Exercise material =>
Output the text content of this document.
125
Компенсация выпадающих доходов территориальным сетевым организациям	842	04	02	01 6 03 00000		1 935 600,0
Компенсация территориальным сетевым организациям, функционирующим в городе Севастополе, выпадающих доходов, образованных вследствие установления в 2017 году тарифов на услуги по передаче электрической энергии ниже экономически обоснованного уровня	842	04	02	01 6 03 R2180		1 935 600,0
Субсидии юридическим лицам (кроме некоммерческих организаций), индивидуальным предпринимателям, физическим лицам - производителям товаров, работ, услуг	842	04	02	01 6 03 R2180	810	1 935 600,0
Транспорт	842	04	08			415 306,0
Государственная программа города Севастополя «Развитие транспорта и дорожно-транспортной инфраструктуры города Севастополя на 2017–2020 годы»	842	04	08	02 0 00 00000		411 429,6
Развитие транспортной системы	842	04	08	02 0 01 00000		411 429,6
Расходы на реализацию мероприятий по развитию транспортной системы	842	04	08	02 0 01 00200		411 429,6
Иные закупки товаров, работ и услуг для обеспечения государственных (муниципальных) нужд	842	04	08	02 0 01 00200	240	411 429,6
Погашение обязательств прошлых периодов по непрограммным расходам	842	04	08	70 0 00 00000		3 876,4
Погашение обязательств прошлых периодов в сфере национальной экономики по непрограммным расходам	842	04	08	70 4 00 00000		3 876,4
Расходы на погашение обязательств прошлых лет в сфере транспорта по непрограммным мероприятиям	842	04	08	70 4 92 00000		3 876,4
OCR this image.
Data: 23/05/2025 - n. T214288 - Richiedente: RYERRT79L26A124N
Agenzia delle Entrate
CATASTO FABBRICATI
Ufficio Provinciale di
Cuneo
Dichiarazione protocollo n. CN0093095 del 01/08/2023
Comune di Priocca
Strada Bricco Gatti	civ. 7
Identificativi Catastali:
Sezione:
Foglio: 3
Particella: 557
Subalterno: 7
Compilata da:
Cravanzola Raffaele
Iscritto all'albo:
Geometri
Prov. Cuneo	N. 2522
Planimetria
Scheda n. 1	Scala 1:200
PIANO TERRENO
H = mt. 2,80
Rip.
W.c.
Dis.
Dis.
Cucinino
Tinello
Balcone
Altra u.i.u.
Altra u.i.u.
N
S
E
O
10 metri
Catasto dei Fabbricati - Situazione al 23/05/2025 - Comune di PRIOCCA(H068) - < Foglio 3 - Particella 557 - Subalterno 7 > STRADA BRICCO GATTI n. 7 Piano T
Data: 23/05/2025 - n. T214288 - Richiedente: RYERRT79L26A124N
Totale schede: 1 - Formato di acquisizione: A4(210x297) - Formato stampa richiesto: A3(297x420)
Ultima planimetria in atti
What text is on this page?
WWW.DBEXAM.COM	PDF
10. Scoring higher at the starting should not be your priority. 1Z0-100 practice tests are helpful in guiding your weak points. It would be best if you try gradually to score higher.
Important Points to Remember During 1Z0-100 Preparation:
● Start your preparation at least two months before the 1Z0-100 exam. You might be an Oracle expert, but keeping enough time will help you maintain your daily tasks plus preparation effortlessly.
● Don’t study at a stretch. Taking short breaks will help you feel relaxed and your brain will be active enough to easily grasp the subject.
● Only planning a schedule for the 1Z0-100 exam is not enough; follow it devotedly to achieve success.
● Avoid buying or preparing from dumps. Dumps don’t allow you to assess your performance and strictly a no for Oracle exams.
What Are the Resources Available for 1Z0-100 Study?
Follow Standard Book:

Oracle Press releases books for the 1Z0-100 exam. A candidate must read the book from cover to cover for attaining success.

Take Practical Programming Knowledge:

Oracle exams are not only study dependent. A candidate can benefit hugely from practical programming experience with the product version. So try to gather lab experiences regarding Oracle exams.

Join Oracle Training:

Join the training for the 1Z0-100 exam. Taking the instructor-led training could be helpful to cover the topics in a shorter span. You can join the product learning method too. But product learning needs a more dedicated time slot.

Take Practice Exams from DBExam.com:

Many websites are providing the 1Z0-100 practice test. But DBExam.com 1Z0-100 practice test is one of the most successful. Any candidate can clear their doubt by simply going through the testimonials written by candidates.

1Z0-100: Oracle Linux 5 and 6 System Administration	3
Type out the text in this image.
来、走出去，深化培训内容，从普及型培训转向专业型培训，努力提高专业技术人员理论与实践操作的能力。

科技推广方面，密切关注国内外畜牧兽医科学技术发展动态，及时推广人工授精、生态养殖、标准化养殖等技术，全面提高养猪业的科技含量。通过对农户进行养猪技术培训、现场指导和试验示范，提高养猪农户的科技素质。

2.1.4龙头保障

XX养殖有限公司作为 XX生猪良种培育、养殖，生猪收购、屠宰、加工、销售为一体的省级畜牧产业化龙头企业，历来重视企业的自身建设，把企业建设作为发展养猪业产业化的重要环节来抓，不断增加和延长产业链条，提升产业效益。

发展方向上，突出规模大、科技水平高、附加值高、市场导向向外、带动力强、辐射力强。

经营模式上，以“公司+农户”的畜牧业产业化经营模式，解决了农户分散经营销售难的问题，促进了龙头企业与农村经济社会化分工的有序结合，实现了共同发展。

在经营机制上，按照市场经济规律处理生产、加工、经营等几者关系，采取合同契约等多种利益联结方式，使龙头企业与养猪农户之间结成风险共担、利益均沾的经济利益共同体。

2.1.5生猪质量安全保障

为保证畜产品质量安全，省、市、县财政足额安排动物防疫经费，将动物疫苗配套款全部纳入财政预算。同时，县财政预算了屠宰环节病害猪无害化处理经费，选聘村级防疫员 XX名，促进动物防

Work required => Restate all of the entries above precisely.

Written answer =>
Output the text content of this document.
125
Компенсация выпадающих доходов территориальным сетевым организациям	842	04	02	01 6 03 00000		1 935 600,0
Компенсация территориальным сетевым организациям, функционирующим в городе Севастополе, выпадающих доходов, образованных вследствие установления в 2017 году тарифов на услуги по передаче электрической энергии ниже экономически обоснованного уровня	842	04	02	01 6 03 R2180		1 935 600,0
Субсидии юридическим лицам (кроме некоммерческих организаций), индивидуальным предпринимателям, физическим лицам - производителям товаров, работ, услуг	842	04	02	01 6 03 R2180	810	1 935 600,0
Транспорт	842	04	08			415 306,0
Государственная программа города Севастополя «Развитие транспорта и дорожно-транспортной инфраструктуры города Севастополя на 2017–2020 годы»	842	04	08	02 0 00 00000		411 429,6
Развитие транспортной системы	842	04	08	02 0 01 00000		411 429,6
Расходы на реализацию мероприятий по развитию транспортной системы	842	04	08	02 0 01 00200		411 429,6
Иные закупки товаров, работ и услуг для обеспечения государственных (муниципальных) нужд	842	04	08	02 0 01 00200	240	411 429,6
Погашение обязательств прошлых периодов по непрограммным расходам	842	04	08	70 0 00 00000		3 876,4
Погашение обязательств прошлых периодов в сфере национальной экономики по непрограммным расходам	842	04	08	70 4 00 00000		3 876,4
Расходы на погашение обязательств прошлых лет в сфере транспорта по непрограммным мероприятиям	842	04	08	70 4 92 00000		3 876,4
OCR this image.
Data: 23/05/2025 - n. T214288 - Richiedente: RYERRT79L26A124N
Agenzia delle Entrate
CATASTO FABBRICATI
Ufficio Provinciale di
Cuneo
Dichiarazione protocollo n. CN0093095 del 01/08/2023
Comune di Priocca
Strada Bricco Gatti	civ. 7
Identificativi Catastali:
Sezione:
Foglio: 3
Particella: 557
Subalterno: 7
Compilata da:
Cravanzola Raffaele
Iscritto all'albo:
Geometri
Prov. Cuneo	N. 2522
Planimetria
Scheda n. 1	Scala 1:200
PIANO TERRENO
H = mt. 2,80
Rip.
W.c.
Dis.
Dis.
Cucinino
Tinello
Balcone
Altra u.i.u.
Altra u.i.u.
N
S
E
O
10 metri
Catasto dei Fabbricati - Situazione al 23/05/2025 - Comune di PRIOCCA(H068) - < Foglio 3 - Particella 557 - Subalterno 7 > STRADA BRICCO GATTI n. 7 Piano T
Data: 23/05/2025 - n. T214288 - Richiedente: RYERRT79L26A124N
Totale schede: 1 - Formato di acquisizione: A4(210x297) - Formato stampa richiesto: A3(297x420)
Ultima planimetria in atti
What text is on this page?
WWW.DBEXAM.COM	PDF
10. Scoring higher at the starting should not be your priority. 1Z0-100 practice tests are helpful in guiding your weak points. It would be best if you try gradually to score higher.
Important Points to Remember During 1Z0-100 Preparation:
● Start your preparation at least two months before the 1Z0-100 exam. You might be an Oracle expert, but keeping enough time will help you maintain your daily tasks plus preparation effortlessly.
● Don’t study at a stretch. Taking short breaks will help you feel relaxed and your brain will be active enough to easily grasp the subject.
● Only planning a schedule for the 1Z0-100 exam is not enough; follow it devotedly to achieve success.
● Avoid buying or preparing from dumps. Dumps don’t allow you to assess your performance and strictly a no for Oracle exams.
What Are the Resources Available for 1Z0-100 Study?
Follow Standard Book:

Oracle Press releases books for the 1Z0-100 exam. A candidate must read the book from cover to cover for attaining success.

Take Practical Programming Knowledge:

Oracle exams are not only study dependent. A candidate can benefit hugely from practical programming experience with the product version. So try to gather lab experiences regarding Oracle exams.

Join Oracle Training:

Join the training for the 1Z0-100 exam. Taking the instructor-led training could be helpful to cover the topics in a shorter span. You can join the product learning method too. But product learning needs a more dedicated time slot.

Take Practice Exams from DBExam.com:

Many websites are providing the 1Z0-100 practice test. But DBExam.com 1Z0-100 practice test is one of the most successful. Any candidate can clear their doubt by simply going through the testimonials written by candidates.

1Z0-100: Oracle Linux 5 and 6 System Administration	3
Type out the text in this image.
来、走出去，深化培训内容，从普及型培训转向专业型培训，努力提高专业技术人员理论与实践操作的能力。

科技推广方面，密切关注国内外畜牧兽医科学技术发展动态，及时推广人工授精、生态养殖、标准化养殖等技术，全面提高养猪业的科技含量。通过对农户进行养猪技术培训、现场指导和试验示范，提高养猪农户的科技素质。

2.1.4龙头保障

XX养殖有限公司作为 XX生猪良种培育、养殖，生猪收购、屠宰、加工、销售为一体的省级畜牧产业化龙头企业，历来重视企业的自身建设，把企业建设作为发展养猪业产业化的重要环节来抓，不断增加和延长产业链条，提升产业效益。

发展方向上，突出规模大、科技水平高、附加值高、市场导向向外、带动力强、辐射力强。

经营模式上，以“公司+农户”的畜牧业产业化经营模式，解决了农户分散经营销售难的问题，促进了龙头企业与农村经济社会化分工的有序结合，实现了共同发展。

在经营机制上，按照市场经济规律处理生产、加工、经营等几者关系，采取合同契约等多种利益联结方式，使龙头企业与养猪农户之间结成风险共担、利益均沾的经济利益共同体。

2.1.5生猪质量安全保障

为保证畜产品质量安全，省、市、县财政足额安排动物防疫经费，将动物疫苗配套款全部纳入财政预算。同时，县财政预算了屠宰环节病害猪无害化处理经费，选聘村级防疫员 XX名，促进动物防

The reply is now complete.